**Task prompt**
For each line of the data below that holds "when", copy the line.

::::::

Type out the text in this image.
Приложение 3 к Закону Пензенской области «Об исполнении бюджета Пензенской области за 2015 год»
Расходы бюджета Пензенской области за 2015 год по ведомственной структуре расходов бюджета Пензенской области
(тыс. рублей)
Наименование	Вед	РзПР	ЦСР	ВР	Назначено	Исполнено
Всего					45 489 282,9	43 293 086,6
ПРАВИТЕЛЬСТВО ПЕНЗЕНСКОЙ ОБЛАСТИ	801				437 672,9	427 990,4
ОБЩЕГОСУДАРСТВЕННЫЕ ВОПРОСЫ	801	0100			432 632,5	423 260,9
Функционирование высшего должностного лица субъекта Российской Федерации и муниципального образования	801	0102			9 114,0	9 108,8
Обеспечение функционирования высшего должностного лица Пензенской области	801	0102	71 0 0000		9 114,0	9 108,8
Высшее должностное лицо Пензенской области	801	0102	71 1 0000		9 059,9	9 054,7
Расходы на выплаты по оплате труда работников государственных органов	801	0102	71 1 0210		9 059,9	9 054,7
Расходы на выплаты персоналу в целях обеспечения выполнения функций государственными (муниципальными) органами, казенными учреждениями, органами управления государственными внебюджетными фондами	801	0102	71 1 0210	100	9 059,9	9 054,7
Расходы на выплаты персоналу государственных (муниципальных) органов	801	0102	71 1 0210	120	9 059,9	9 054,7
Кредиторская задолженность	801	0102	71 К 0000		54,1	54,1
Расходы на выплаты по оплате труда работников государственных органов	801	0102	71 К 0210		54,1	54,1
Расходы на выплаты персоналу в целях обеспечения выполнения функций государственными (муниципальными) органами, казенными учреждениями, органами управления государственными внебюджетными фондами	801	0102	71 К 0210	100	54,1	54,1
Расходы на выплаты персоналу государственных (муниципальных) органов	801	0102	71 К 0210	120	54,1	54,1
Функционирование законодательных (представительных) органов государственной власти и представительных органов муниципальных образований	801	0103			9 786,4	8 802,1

::::::

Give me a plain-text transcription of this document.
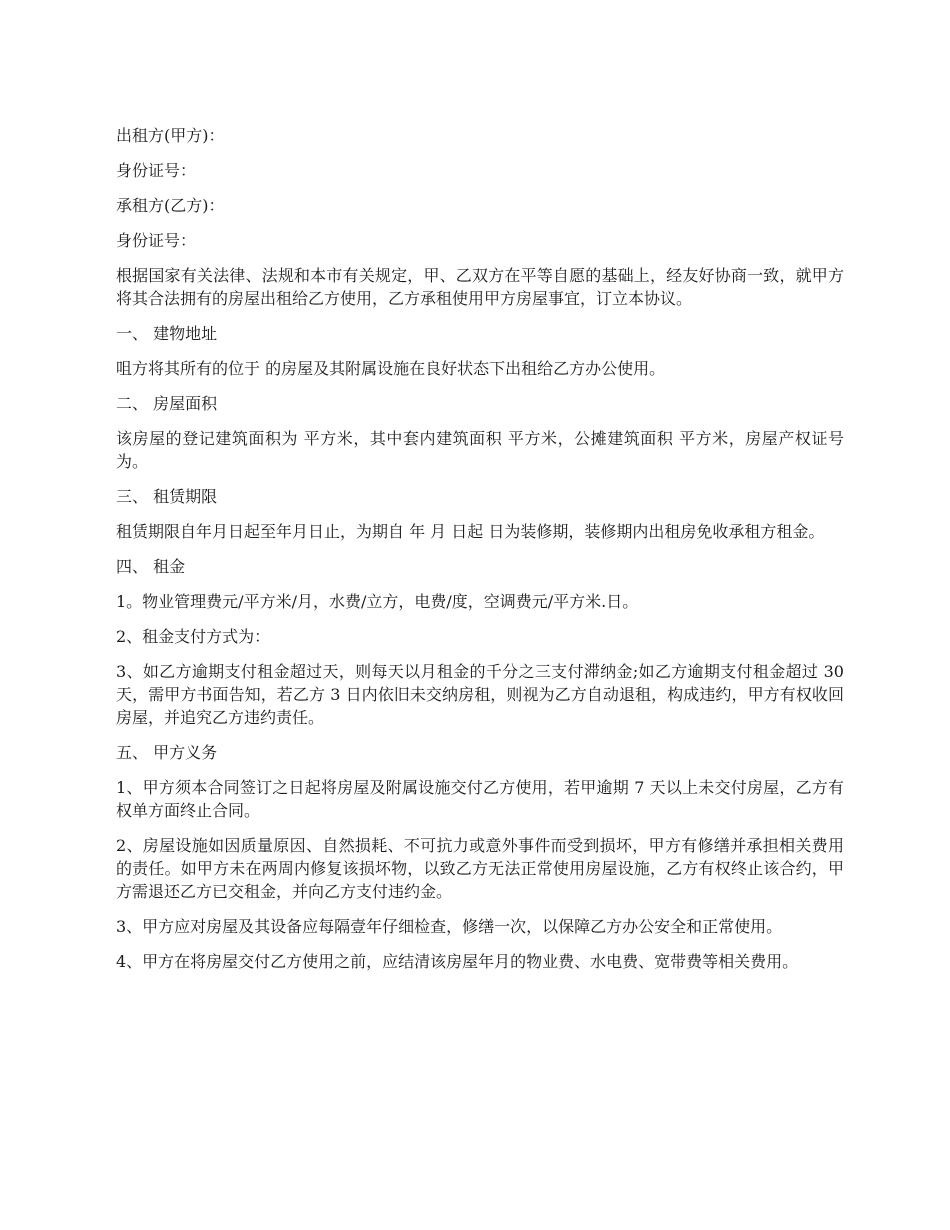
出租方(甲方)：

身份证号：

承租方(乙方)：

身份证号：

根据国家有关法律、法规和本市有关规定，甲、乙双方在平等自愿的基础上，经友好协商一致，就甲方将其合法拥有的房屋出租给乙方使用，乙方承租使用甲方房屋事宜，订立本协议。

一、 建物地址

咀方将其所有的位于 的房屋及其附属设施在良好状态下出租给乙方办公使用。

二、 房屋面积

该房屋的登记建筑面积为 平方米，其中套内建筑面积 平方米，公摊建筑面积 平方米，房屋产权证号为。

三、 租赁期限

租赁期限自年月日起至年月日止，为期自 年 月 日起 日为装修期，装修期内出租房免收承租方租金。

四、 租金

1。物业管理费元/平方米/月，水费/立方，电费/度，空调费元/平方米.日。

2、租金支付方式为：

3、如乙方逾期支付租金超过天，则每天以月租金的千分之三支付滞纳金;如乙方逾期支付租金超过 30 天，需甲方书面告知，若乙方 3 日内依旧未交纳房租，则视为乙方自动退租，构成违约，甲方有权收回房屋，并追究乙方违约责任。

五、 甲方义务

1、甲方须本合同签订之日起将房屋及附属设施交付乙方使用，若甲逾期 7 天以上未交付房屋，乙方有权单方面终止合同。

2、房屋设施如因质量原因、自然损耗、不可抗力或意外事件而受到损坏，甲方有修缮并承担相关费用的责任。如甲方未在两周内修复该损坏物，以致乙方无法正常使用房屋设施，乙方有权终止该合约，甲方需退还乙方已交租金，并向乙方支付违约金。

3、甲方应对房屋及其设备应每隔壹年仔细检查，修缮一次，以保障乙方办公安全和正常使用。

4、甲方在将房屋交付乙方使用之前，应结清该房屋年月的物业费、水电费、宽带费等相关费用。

::::::

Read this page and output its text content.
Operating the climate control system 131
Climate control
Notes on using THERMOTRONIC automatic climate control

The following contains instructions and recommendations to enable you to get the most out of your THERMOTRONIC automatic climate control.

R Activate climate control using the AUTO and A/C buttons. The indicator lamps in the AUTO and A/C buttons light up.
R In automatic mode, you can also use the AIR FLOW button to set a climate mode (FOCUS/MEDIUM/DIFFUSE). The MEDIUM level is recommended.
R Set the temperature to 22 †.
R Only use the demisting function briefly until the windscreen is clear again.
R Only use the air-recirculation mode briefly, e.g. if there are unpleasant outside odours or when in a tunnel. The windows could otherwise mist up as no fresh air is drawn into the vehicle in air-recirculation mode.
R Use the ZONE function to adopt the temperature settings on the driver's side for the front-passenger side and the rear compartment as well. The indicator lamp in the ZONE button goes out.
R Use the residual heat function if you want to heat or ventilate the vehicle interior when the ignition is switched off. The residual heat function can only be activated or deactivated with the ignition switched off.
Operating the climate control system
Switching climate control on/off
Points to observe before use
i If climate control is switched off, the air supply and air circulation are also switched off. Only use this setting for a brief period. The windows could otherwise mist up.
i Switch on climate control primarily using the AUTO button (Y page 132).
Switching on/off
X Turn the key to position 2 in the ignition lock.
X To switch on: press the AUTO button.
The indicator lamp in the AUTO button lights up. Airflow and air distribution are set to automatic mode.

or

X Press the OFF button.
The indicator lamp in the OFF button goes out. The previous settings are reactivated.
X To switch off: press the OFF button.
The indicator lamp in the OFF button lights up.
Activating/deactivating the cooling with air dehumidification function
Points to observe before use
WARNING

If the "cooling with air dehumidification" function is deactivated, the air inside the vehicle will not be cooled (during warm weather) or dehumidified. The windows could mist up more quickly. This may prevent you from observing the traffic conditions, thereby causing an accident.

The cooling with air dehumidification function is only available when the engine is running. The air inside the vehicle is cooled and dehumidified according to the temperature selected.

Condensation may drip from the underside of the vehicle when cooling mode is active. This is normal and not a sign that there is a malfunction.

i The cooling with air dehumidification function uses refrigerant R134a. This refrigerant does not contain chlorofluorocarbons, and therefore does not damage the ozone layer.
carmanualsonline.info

::::::

**Written answer**
R Only use the air-recirculation mode briefly, e.g. if there are unpleasant outside odours or when in a tunnel. The windows could otherwise mist up as no fresh air is drawn into the vehicle in air-recirculation mode.
R Use the residual heat function if you want to heat or ventilate the vehicle interior when the ignition is switched off. The residual heat function can only be activated or deactivated with the ignition switched off.
The cooling with air dehumidification function is only available when the engine is running. The air inside the vehicle is cooled and dehumidified according to the temperature selected.
Condensation may drip from the underside of the vehicle when cooling mode is active. This is normal and not a sign that there is a malfunction.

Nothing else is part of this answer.